(TASK DIRECTIONS): Every line in the listing is to be echoed verbatim.

(RECORDS):

** start **

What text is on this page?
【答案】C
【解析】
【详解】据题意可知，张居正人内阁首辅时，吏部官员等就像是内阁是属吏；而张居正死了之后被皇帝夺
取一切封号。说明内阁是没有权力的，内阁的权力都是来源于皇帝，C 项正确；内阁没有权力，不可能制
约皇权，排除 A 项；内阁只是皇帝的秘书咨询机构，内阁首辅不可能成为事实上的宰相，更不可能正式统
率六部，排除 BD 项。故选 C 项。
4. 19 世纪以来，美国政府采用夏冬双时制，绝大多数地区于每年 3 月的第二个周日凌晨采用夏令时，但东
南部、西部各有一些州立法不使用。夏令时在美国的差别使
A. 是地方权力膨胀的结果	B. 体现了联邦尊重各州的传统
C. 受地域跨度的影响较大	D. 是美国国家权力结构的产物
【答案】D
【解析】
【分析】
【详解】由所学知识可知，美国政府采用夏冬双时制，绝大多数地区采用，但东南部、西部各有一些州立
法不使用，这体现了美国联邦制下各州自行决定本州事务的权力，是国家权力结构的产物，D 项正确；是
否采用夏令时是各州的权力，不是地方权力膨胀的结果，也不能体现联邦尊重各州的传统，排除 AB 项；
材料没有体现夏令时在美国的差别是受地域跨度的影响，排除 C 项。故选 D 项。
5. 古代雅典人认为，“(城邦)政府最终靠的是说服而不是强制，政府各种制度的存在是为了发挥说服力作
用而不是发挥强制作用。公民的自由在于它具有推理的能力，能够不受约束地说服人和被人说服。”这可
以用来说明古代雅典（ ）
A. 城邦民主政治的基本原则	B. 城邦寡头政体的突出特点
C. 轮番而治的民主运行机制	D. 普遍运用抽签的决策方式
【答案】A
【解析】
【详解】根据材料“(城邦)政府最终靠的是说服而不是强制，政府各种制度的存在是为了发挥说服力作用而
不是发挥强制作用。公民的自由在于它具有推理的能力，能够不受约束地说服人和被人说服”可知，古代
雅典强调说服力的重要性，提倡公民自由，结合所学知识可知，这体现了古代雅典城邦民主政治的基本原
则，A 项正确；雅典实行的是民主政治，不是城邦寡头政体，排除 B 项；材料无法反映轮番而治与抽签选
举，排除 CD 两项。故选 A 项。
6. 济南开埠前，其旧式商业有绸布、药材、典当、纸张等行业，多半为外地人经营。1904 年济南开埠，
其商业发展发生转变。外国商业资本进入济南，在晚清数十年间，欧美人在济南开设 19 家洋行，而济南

** end **

(FINISHED TASK):
What text is on this page?
【答案】C
【解析】
【详解】据题意可知，张居正人内阁首辅时，吏部官员等就像是内阁是属吏；而张居正死了之后被皇帝夺
取一切封号。说明内阁是没有权力的，内阁的权力都是来源于皇帝，C 项正确；内阁没有权力，不可能制
约皇权，排除 A 项；内阁只是皇帝的秘书咨询机构，内阁首辅不可能成为事实上的宰相，更不可能正式统
率六部，排除 BD 项。故选 C 项。
4. 19 世纪以来，美国政府采用夏冬双时制，绝大多数地区于每年 3 月的第二个周日凌晨采用夏令时，但东
南部、西部各有一些州立法不使用。夏令时在美国的差别使
A. 是地方权力膨胀的结果	B. 体现了联邦尊重各州的传统
C. 受地域跨度的影响较大	D. 是美国国家权力结构的产物
【答案】D
【解析】
【分析】
【详解】由所学知识可知，美国政府采用夏冬双时制，绝大多数地区采用，但东南部、西部各有一些州立
法不使用，这体现了美国联邦制下各州自行决定本州事务的权力，是国家权力结构的产物，D 项正确；是
否采用夏令时是各州的权力，不是地方权力膨胀的结果，也不能体现联邦尊重各州的传统，排除 AB 项；
材料没有体现夏令时在美国的差别是受地域跨度的影响，排除 C 项。故选 D 项。
5. 古代雅典人认为，“(城邦)政府最终靠的是说服而不是强制，政府各种制度的存在是为了发挥说服力作
用而不是发挥强制作用。公民的自由在于它具有推理的能力，能够不受约束地说服人和被人说服。”这可
以用来说明古代雅典（ ）
A. 城邦民主政治的基本原则	B. 城邦寡头政体的突出特点
C. 轮番而治的民主运行机制	D. 普遍运用抽签的决策方式
【答案】A
【解析】
【详解】根据材料“(城邦)政府最终靠的是说服而不是强制，政府各种制度的存在是为了发挥说服力作用而
不是发挥强制作用。公民的自由在于它具有推理的能力，能够不受约束地说服人和被人说服”可知，古代
雅典强调说服力的重要性，提倡公民自由，结合所学知识可知，这体现了古代雅典城邦民主政治的基本原
则，A 项正确；雅典实行的是民主政治，不是城邦寡头政体，排除 B 项；材料无法反映轮番而治与抽签选
举，排除 CD 两项。故选 A 项。
6. 济南开埠前，其旧式商业有绸布、药材、典当、纸张等行业，多半为外地人经营。1904 年济南开埠，
其商业发展发生转变。外国商业资本进入济南，在晚清数十年间，欧美人在济南开设 19 家洋行，而济南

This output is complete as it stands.